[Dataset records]
## start

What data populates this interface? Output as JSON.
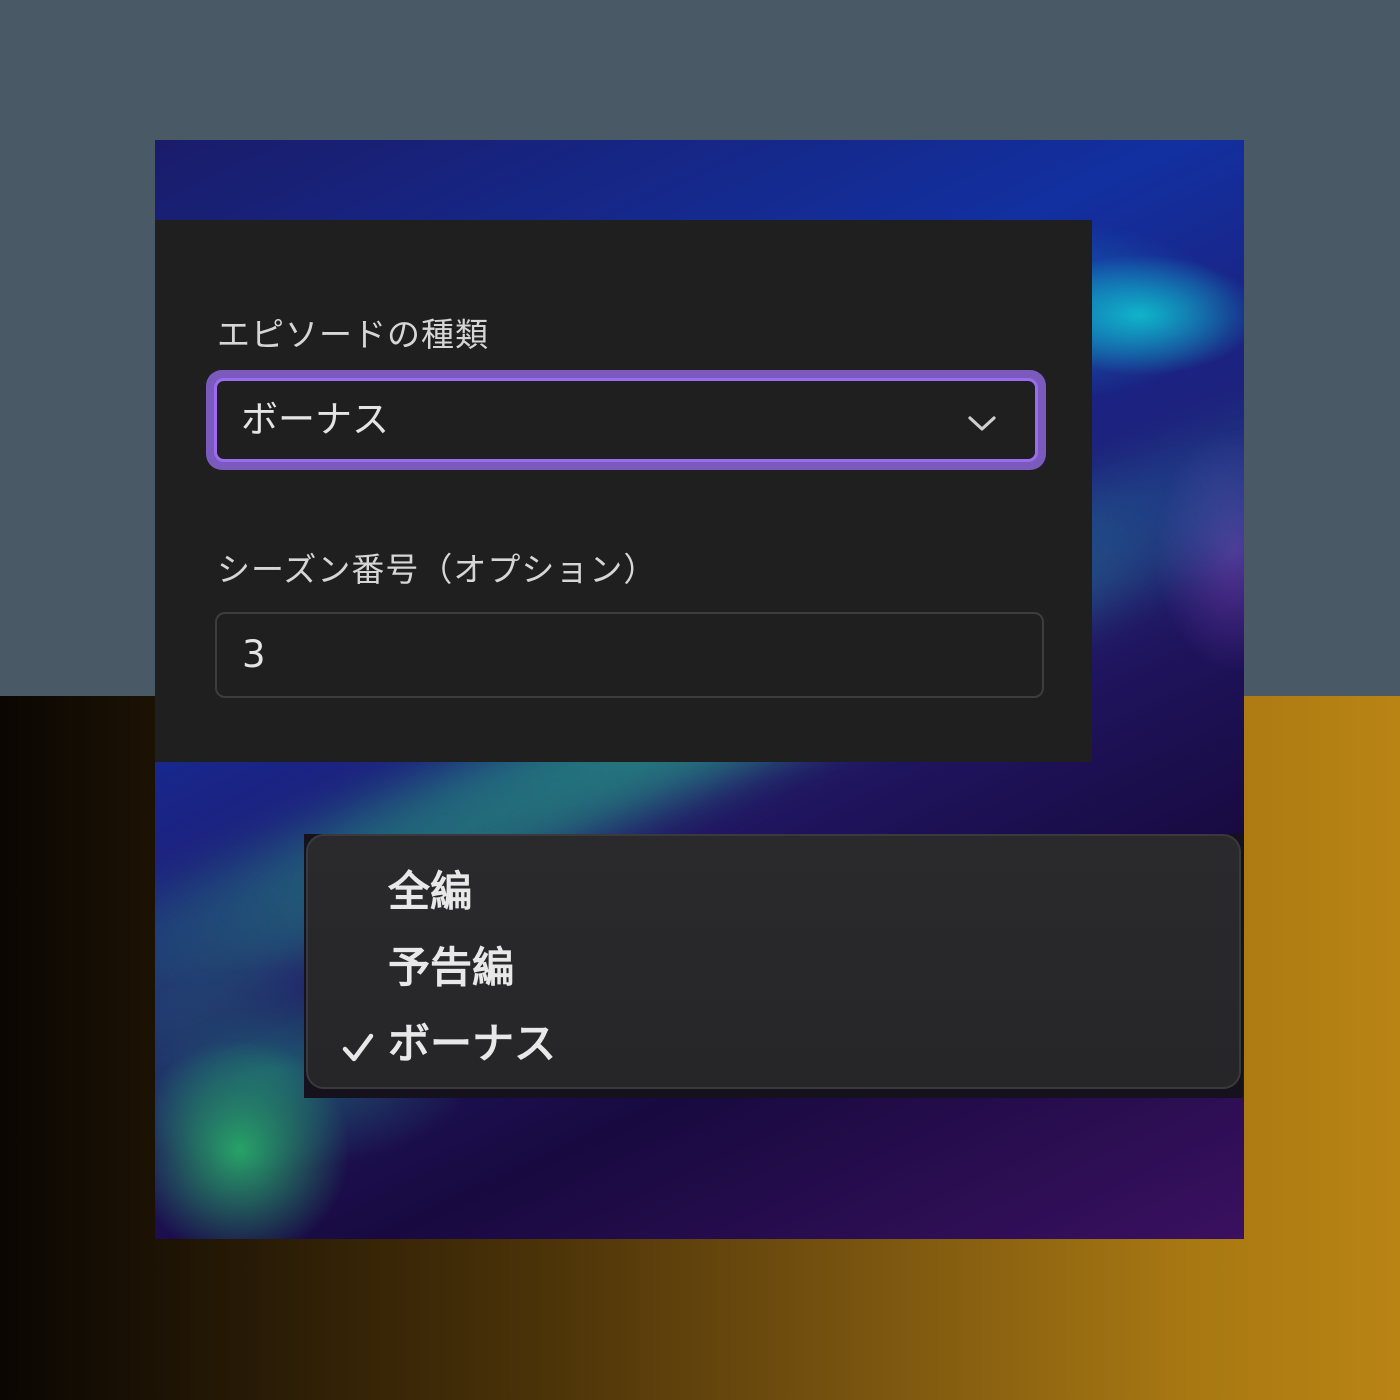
{
  "episode_type": {
    "label": "エピソードの種類",
    "selected_value": "ボーナス",
    "options": [
      "全編",
      "予告編",
      "ボーナス"
    ],
    "checked_option": "ボーナス"
  },
  "season_number": {
    "label": "シーズン番号（オプション）",
    "value": "3"
  },
  "icons": {
    "select_chevron": "chevron-down-icon",
    "selected_mark": "checkmark-icon"
  },
  "colors": {
    "focus_ring": "#9a6cf0",
    "panel_background": "#1f1f20",
    "menu_background": "#2a2a2c"
  }
}
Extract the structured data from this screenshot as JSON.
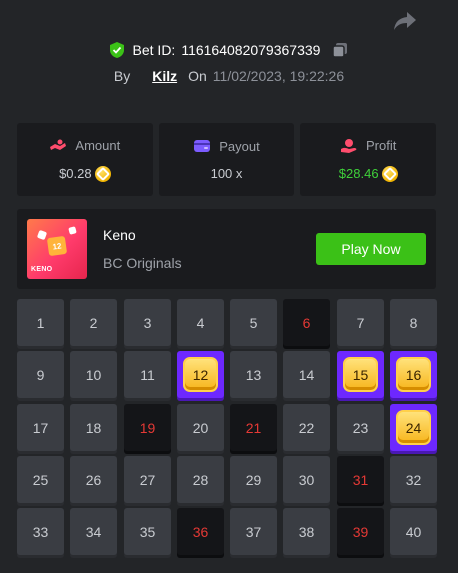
{
  "header": {
    "bet_id_label": "Bet ID:",
    "bet_id": "116164082079367339",
    "by_label": "By",
    "user": "Kilz",
    "on_label": "On",
    "date": "11/02/2023, 19:22:26"
  },
  "stats": {
    "amount": {
      "label": "Amount",
      "value": "$0.28"
    },
    "payout": {
      "label": "Payout",
      "value": "100 x"
    },
    "profit": {
      "label": "Profit",
      "value": "$28.46"
    }
  },
  "game": {
    "name": "Keno",
    "provider": "BC Originals",
    "play_label": "Play Now",
    "thumb_label": "KENO",
    "thumb_card": "12"
  },
  "colors": {
    "accent_green": "#3bc117",
    "hit_purple": "#6d28ff",
    "miss_red": "#e53935",
    "profit_green": "#3fd13a"
  },
  "board": {
    "cells": [
      {
        "n": "1",
        "s": "normal"
      },
      {
        "n": "2",
        "s": "normal"
      },
      {
        "n": "3",
        "s": "normal"
      },
      {
        "n": "4",
        "s": "normal"
      },
      {
        "n": "5",
        "s": "normal"
      },
      {
        "n": "6",
        "s": "miss"
      },
      {
        "n": "7",
        "s": "normal"
      },
      {
        "n": "8",
        "s": "normal"
      },
      {
        "n": "9",
        "s": "normal"
      },
      {
        "n": "10",
        "s": "normal"
      },
      {
        "n": "11",
        "s": "normal"
      },
      {
        "n": "12",
        "s": "hit"
      },
      {
        "n": "13",
        "s": "normal"
      },
      {
        "n": "14",
        "s": "normal"
      },
      {
        "n": "15",
        "s": "hit"
      },
      {
        "n": "16",
        "s": "hit"
      },
      {
        "n": "17",
        "s": "normal"
      },
      {
        "n": "18",
        "s": "normal"
      },
      {
        "n": "19",
        "s": "miss"
      },
      {
        "n": "20",
        "s": "normal"
      },
      {
        "n": "21",
        "s": "miss"
      },
      {
        "n": "22",
        "s": "normal"
      },
      {
        "n": "23",
        "s": "normal"
      },
      {
        "n": "24",
        "s": "hit"
      },
      {
        "n": "25",
        "s": "normal"
      },
      {
        "n": "26",
        "s": "normal"
      },
      {
        "n": "27",
        "s": "normal"
      },
      {
        "n": "28",
        "s": "normal"
      },
      {
        "n": "29",
        "s": "normal"
      },
      {
        "n": "30",
        "s": "normal"
      },
      {
        "n": "31",
        "s": "miss"
      },
      {
        "n": "32",
        "s": "normal"
      },
      {
        "n": "33",
        "s": "normal"
      },
      {
        "n": "34",
        "s": "normal"
      },
      {
        "n": "35",
        "s": "normal"
      },
      {
        "n": "36",
        "s": "miss"
      },
      {
        "n": "37",
        "s": "normal"
      },
      {
        "n": "38",
        "s": "normal"
      },
      {
        "n": "39",
        "s": "miss"
      },
      {
        "n": "40",
        "s": "normal"
      }
    ]
  }
}
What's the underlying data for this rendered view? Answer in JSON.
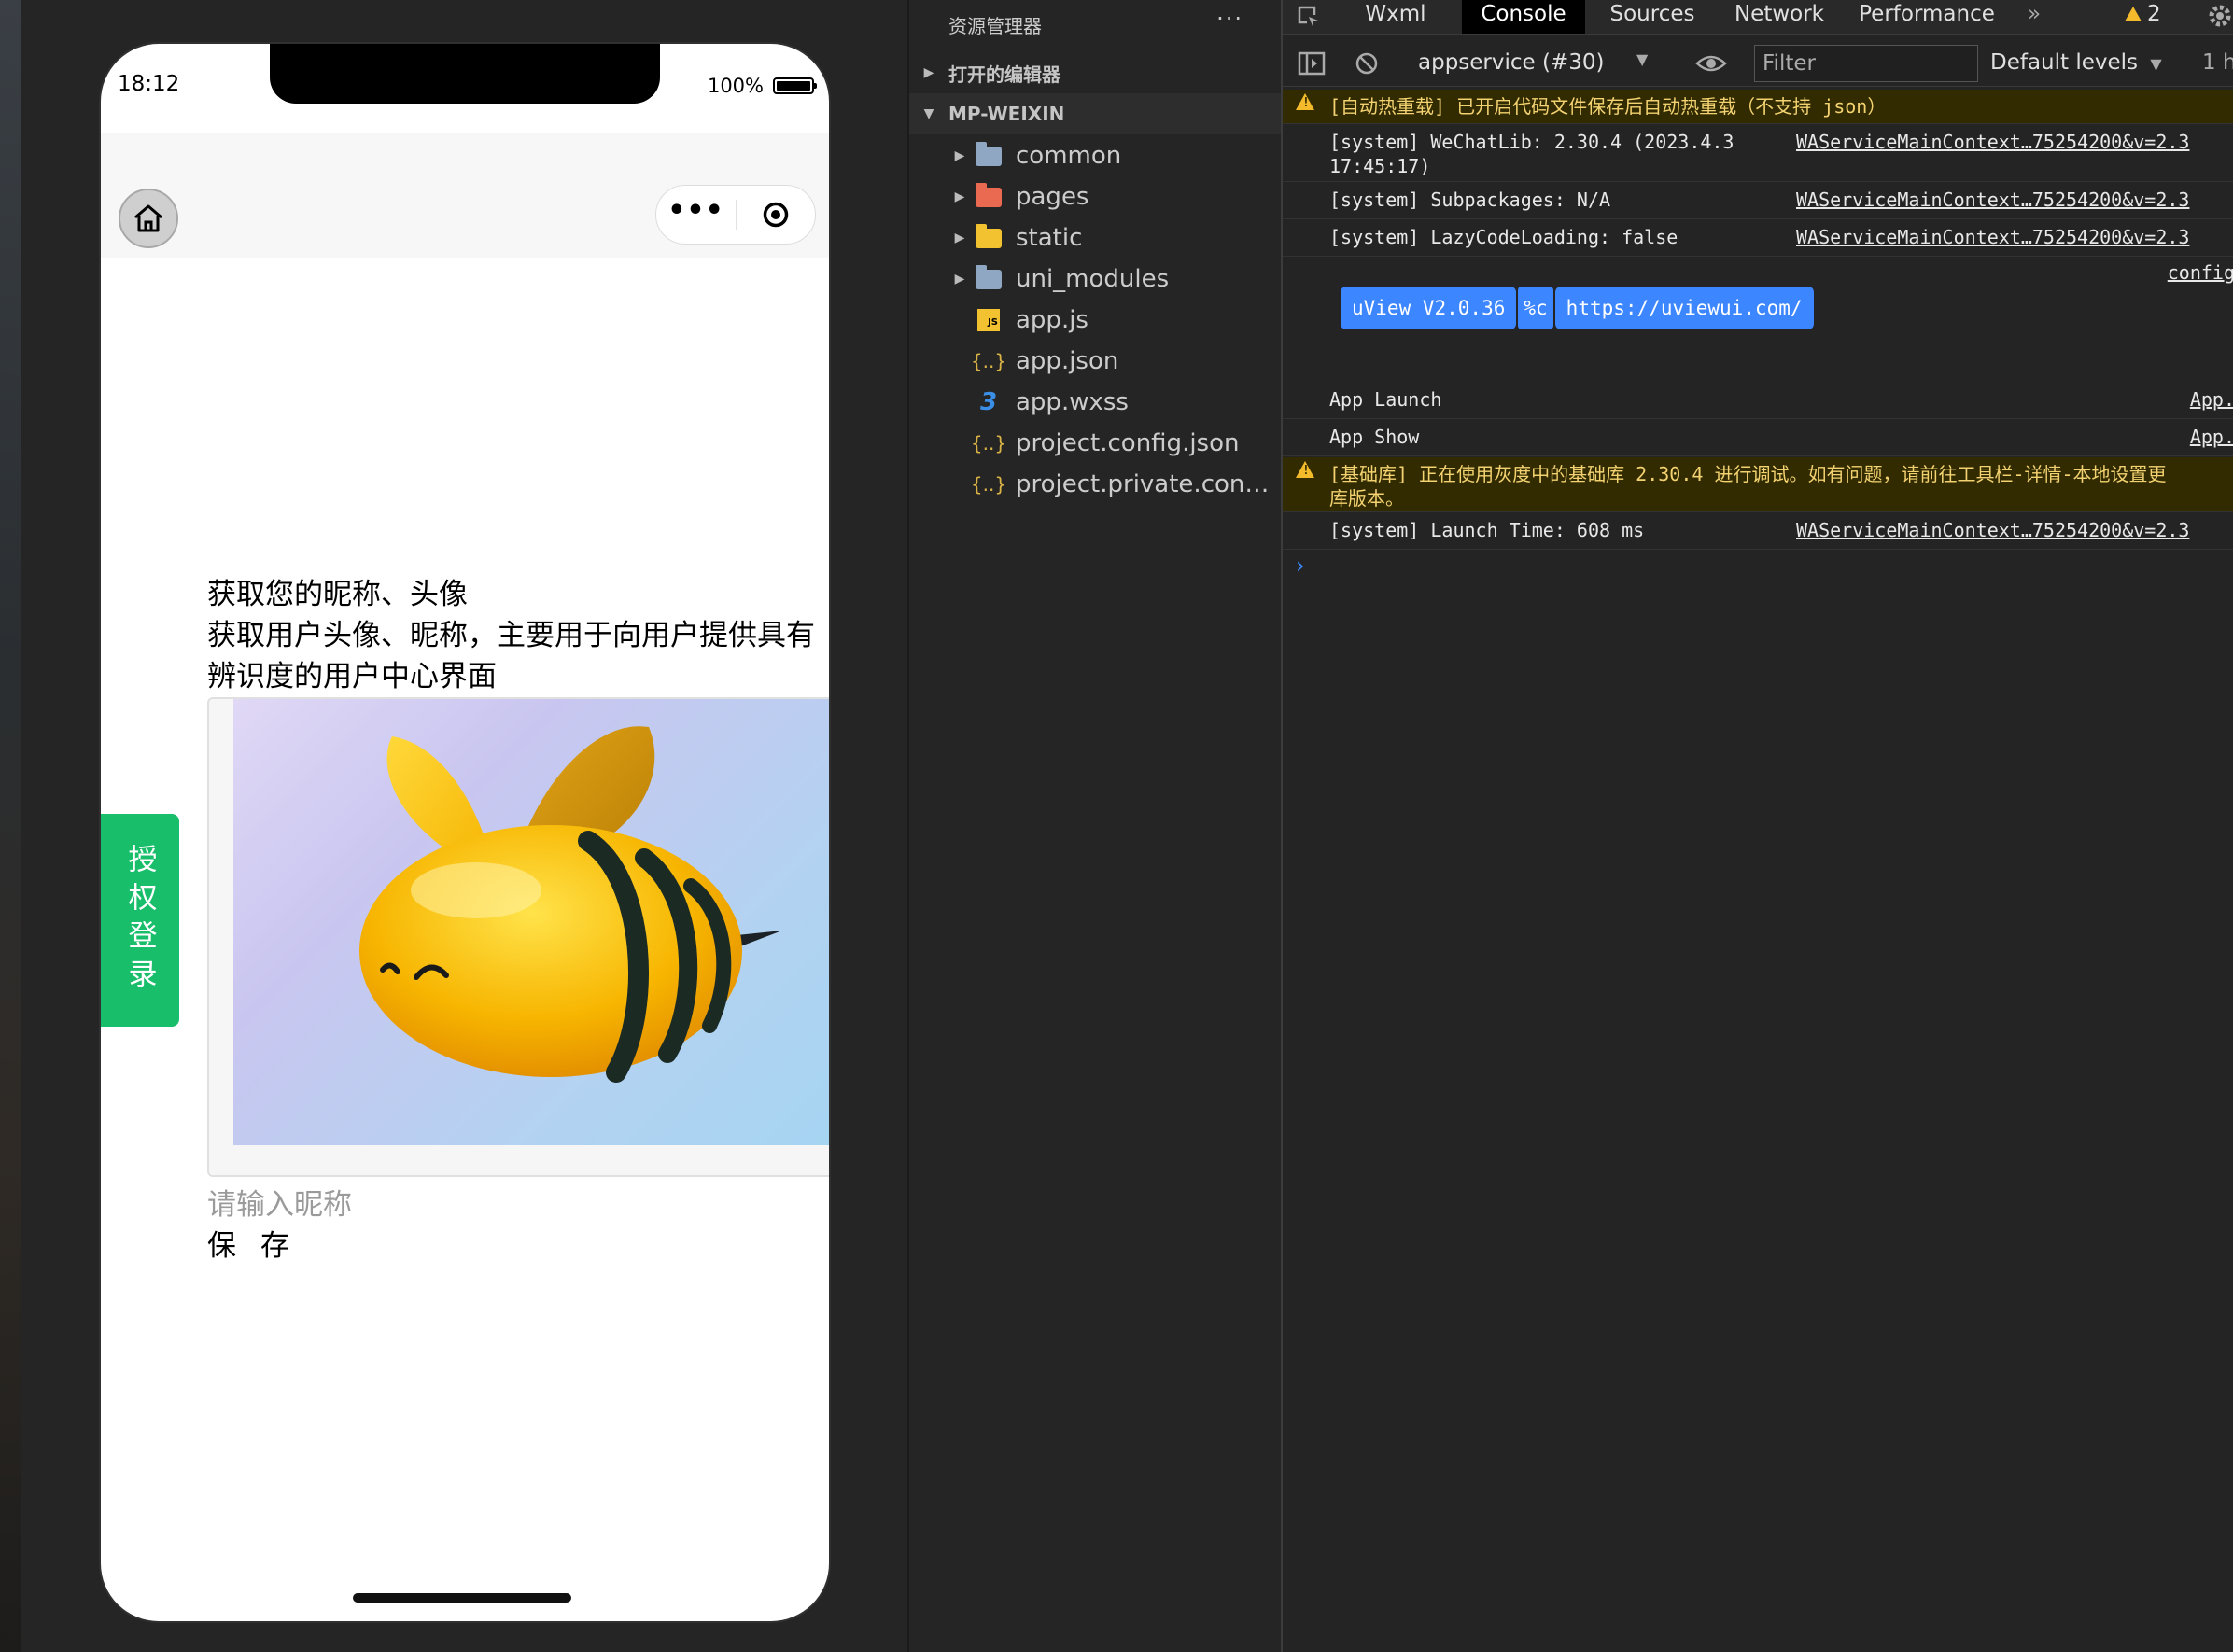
{
  "phone": {
    "time": "18:12",
    "battery": "100%",
    "auth_tab": "授权登录",
    "heading": "获取您的昵称、头像",
    "description": "获取用户头像、昵称，主要用于向用户提供具有辨识度的用户中心界面",
    "nickname_placeholder": "请输入昵称",
    "save_label": "保 存"
  },
  "explorer": {
    "title": "资源管理器",
    "more": "···",
    "open_editors": "打开的编辑器",
    "project": "MP-WEIXIN",
    "items": [
      {
        "name": "common",
        "icon": "folder-icon",
        "color": "#8fa7c3"
      },
      {
        "name": "pages",
        "icon": "folder-pages-icon",
        "color": "#e96a51"
      },
      {
        "name": "static",
        "icon": "folder-static-icon",
        "color": "#f2c230"
      },
      {
        "name": "uni_modules",
        "icon": "folder-icon",
        "color": "#8fa7c3"
      },
      {
        "name": "app.js",
        "icon": "js-file-icon",
        "color": "#f2c230"
      },
      {
        "name": "app.json",
        "icon": "json-file-icon",
        "color": "#d9b345"
      },
      {
        "name": "app.wxss",
        "icon": "css-file-icon",
        "color": "#3a8ee6"
      },
      {
        "name": "project.config.json",
        "icon": "json-file-icon",
        "color": "#d9b345"
      },
      {
        "name": "project.private.config...",
        "icon": "json-file-icon",
        "color": "#d9b345"
      }
    ]
  },
  "devtools": {
    "tabs": [
      "Wxml",
      "Console",
      "Sources",
      "Network",
      "Performance"
    ],
    "more_tabs": "»",
    "warning_count": "2",
    "context": "appservice (#30)",
    "filter_placeholder": "Filter",
    "levels": "Default levels",
    "issues": "1 h",
    "logs": [
      {
        "type": "warn",
        "msg": "[自动热重载] 已开启代码文件保存后自动热重载（不支持 json）",
        "src": ""
      },
      {
        "type": "log",
        "msg": "[system] WeChatLib: 2.30.4 (2023.4.3\n17:45:17)",
        "src": "WAServiceMainContext…75254200&v=2.3"
      },
      {
        "type": "log",
        "msg": "[system] Subpackages: N/A",
        "src": "WAServiceMainContext…75254200&v=2.3"
      },
      {
        "type": "log",
        "msg": "[system] LazyCodeLoading: false",
        "src": "WAServiceMainContext…75254200&v=2.3"
      },
      {
        "type": "log",
        "msg": "App Launch",
        "src": "App."
      },
      {
        "type": "log",
        "msg": "App Show",
        "src": "App."
      },
      {
        "type": "warn",
        "msg": "[基础库] 正在使用灰度中的基础库 2.30.4 进行调试。如有问题，请前往工具栏-详情-本地设置更\n库版本。",
        "src": ""
      },
      {
        "type": "log",
        "msg": "[system] Launch Time: 608 ms",
        "src": "WAServiceMainContext…75254200&v=2.3"
      }
    ],
    "config_link": "config",
    "uview_badge": "uView V2.0.36",
    "uview_mid": "%c",
    "uview_url": "https://uviewui.com/",
    "prompt": "›"
  }
}
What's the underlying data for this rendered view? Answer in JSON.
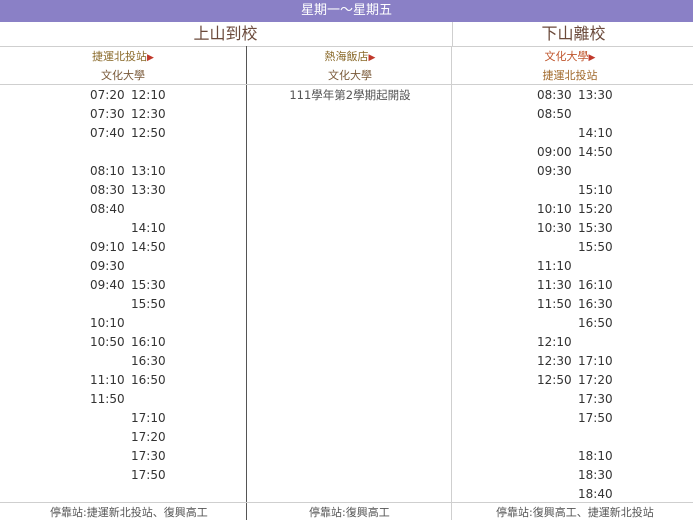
{
  "banner": "星期一～星期五",
  "headers": {
    "up": "上山到校",
    "down": "下山離校"
  },
  "routes": {
    "col1": {
      "from": "捷運北投站",
      "arrow": "▶",
      "to": "文化大學"
    },
    "col2": {
      "from": "熱海飯店",
      "arrow": "▶",
      "to": "文化大學"
    },
    "col3": {
      "from": "文化大學",
      "arrow": "▶",
      "to": "捷運北投站"
    }
  },
  "col2_note": "111學年第2學期起開設",
  "up_rows": [
    [
      "07:20",
      "12:10"
    ],
    [
      "07:30",
      "12:30"
    ],
    [
      "07:40",
      "12:50"
    ],
    [
      "",
      ""
    ],
    [
      "08:10",
      "13:10"
    ],
    [
      "08:30",
      "13:30"
    ],
    [
      "08:40",
      ""
    ],
    [
      "",
      "14:10"
    ],
    [
      "09:10",
      "14:50"
    ],
    [
      "09:30",
      ""
    ],
    [
      "09:40",
      "15:30"
    ],
    [
      "",
      "15:50"
    ],
    [
      "10:10",
      ""
    ],
    [
      "10:50",
      "16:10"
    ],
    [
      "",
      "16:30"
    ],
    [
      "11:10",
      "16:50"
    ],
    [
      "11:50",
      ""
    ],
    [
      "",
      "17:10"
    ],
    [
      "",
      "17:20"
    ],
    [
      "",
      "17:30"
    ],
    [
      "",
      "17:50"
    ]
  ],
  "down_rows": [
    [
      "08:30",
      "13:30"
    ],
    [
      "08:50",
      ""
    ],
    [
      "",
      "14:10"
    ],
    [
      "09:00",
      "14:50"
    ],
    [
      "09:30",
      ""
    ],
    [
      "",
      "15:10"
    ],
    [
      "10:10",
      "15:20"
    ],
    [
      "10:30",
      "15:30"
    ],
    [
      "",
      "15:50"
    ],
    [
      "11:10",
      ""
    ],
    [
      "11:30",
      "16:10"
    ],
    [
      "11:50",
      "16:30"
    ],
    [
      "",
      "16:50"
    ],
    [
      "12:10",
      ""
    ],
    [
      "12:30",
      "17:10"
    ],
    [
      "12:50",
      "17:20"
    ],
    [
      "",
      "17:30"
    ],
    [
      "",
      "17:50"
    ],
    [
      "",
      ""
    ],
    [
      "",
      "18:10"
    ],
    [
      "",
      "18:30"
    ],
    [
      "",
      "18:40"
    ]
  ],
  "footer": {
    "col1": "停靠站:捷運新北投站、復興高工",
    "col2": "停靠站:復興高工",
    "col3": "停靠站:復興高工、捷運新北投站"
  }
}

## end

◆ Your task
Give every line of the material that includes the string "this".

◆ Final result
What data populates this interface? Output as JSON.
Extract the structured data from this screenshot as JSON.
What's the underlying data for this rendered view? Answer in JSON.
What's the underlying data for this rendered view? Answer in JSON.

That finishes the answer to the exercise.